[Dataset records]
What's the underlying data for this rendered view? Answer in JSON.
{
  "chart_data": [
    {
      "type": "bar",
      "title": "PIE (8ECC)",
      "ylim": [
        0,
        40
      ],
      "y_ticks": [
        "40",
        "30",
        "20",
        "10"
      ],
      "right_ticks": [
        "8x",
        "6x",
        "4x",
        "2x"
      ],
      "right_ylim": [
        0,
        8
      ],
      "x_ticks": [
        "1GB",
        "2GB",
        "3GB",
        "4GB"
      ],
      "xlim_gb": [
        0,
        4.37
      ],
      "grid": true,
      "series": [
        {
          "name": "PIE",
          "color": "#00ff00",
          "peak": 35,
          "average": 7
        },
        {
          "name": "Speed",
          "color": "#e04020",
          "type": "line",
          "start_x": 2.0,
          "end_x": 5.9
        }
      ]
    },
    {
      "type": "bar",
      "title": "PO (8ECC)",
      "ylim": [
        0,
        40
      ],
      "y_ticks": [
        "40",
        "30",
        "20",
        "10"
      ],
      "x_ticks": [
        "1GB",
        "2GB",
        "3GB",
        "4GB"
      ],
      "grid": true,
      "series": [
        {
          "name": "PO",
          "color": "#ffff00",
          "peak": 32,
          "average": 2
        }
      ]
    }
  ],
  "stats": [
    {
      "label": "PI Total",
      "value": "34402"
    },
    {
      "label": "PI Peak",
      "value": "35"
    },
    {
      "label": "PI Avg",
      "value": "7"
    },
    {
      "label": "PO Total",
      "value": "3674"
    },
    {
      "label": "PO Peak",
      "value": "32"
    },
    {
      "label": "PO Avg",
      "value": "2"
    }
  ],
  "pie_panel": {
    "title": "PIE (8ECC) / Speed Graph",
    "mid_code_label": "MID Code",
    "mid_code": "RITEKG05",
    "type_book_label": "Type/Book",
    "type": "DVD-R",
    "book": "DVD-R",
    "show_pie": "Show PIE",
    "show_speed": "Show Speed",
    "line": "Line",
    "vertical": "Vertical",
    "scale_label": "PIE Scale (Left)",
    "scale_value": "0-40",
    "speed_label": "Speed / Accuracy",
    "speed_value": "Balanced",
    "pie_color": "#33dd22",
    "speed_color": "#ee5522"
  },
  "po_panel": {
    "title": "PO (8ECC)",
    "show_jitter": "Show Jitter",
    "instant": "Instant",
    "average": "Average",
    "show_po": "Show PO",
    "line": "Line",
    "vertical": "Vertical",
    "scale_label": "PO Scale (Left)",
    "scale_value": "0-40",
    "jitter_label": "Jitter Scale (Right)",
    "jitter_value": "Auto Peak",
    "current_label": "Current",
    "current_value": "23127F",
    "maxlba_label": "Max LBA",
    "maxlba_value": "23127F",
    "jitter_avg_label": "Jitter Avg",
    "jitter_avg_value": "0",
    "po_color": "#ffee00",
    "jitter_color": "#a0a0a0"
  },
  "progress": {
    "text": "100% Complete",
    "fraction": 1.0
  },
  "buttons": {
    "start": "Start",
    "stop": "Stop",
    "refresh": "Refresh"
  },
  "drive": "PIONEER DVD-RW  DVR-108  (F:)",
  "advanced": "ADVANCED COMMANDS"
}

(WORK TO BE COMPLETED): Type out the material again exactly as presented.

(FULL OUTPUT):
What's the underlying data for this rendered view? Answer in JSON.
{
  "chart_data": [
    {
      "type": "bar",
      "title": "PIE (8ECC)",
      "ylim": [
        0,
        40
      ],
      "y_ticks": [
        "40",
        "30",
        "20",
        "10"
      ],
      "right_ticks": [
        "8x",
        "6x",
        "4x",
        "2x"
      ],
      "right_ylim": [
        0,
        8
      ],
      "x_ticks": [
        "1GB",
        "2GB",
        "3GB",
        "4GB"
      ],
      "xlim_gb": [
        0,
        4.37
      ],
      "grid": true,
      "series": [
        {
          "name": "PIE",
          "color": "#00ff00",
          "peak": 35,
          "average": 7
        },
        {
          "name": "Speed",
          "color": "#e04020",
          "type": "line",
          "start_x": 2.0,
          "end_x": 5.9
        }
      ]
    },
    {
      "type": "bar",
      "title": "PO (8ECC)",
      "ylim": [
        0,
        40
      ],
      "y_ticks": [
        "40",
        "30",
        "20",
        "10"
      ],
      "x_ticks": [
        "1GB",
        "2GB",
        "3GB",
        "4GB"
      ],
      "grid": true,
      "series": [
        {
          "name": "PO",
          "color": "#ffff00",
          "peak": 32,
          "average": 2
        }
      ]
    }
  ],
  "stats": [
    {
      "label": "PI Total",
      "value": "34402"
    },
    {
      "label": "PI Peak",
      "value": "35"
    },
    {
      "label": "PI Avg",
      "value": "7"
    },
    {
      "label": "PO Total",
      "value": "3674"
    },
    {
      "label": "PO Peak",
      "value": "32"
    },
    {
      "label": "PO Avg",
      "value": "2"
    }
  ],
  "pie_panel": {
    "title": "PIE (8ECC) / Speed Graph",
    "mid_code_label": "MID Code",
    "mid_code": "RITEKG05",
    "type_book_label": "Type/Book",
    "type": "DVD-R",
    "book": "DVD-R",
    "show_pie": "Show PIE",
    "show_speed": "Show Speed",
    "line": "Line",
    "vertical": "Vertical",
    "scale_label": "PIE Scale (Left)",
    "scale_value": "0-40",
    "speed_label": "Speed / Accuracy",
    "speed_value": "Balanced",
    "pie_color": "#33dd22",
    "speed_color": "#ee5522"
  },
  "po_panel": {
    "title": "PO (8ECC)",
    "show_jitter": "Show Jitter",
    "instant": "Instant",
    "average": "Average",
    "show_po": "Show PO",
    "line": "Line",
    "vertical": "Vertical",
    "scale_label": "PO Scale (Left)",
    "scale_value": "0-40",
    "jitter_label": "Jitter Scale (Right)",
    "jitter_value": "Auto Peak",
    "current_label": "Current",
    "current_value": "23127F",
    "maxlba_label": "Max LBA",
    "maxlba_value": "23127F",
    "jitter_avg_label": "Jitter Avg",
    "jitter_avg_value": "0",
    "po_color": "#ffee00",
    "jitter_color": "#a0a0a0"
  },
  "progress": {
    "text": "100% Complete",
    "fraction": 1.0
  },
  "buttons": {
    "start": "Start",
    "stop": "Stop",
    "refresh": "Refresh"
  },
  "drive": "PIONEER DVD-RW  DVR-108  (F:)",
  "advanced": "ADVANCED COMMANDS"
}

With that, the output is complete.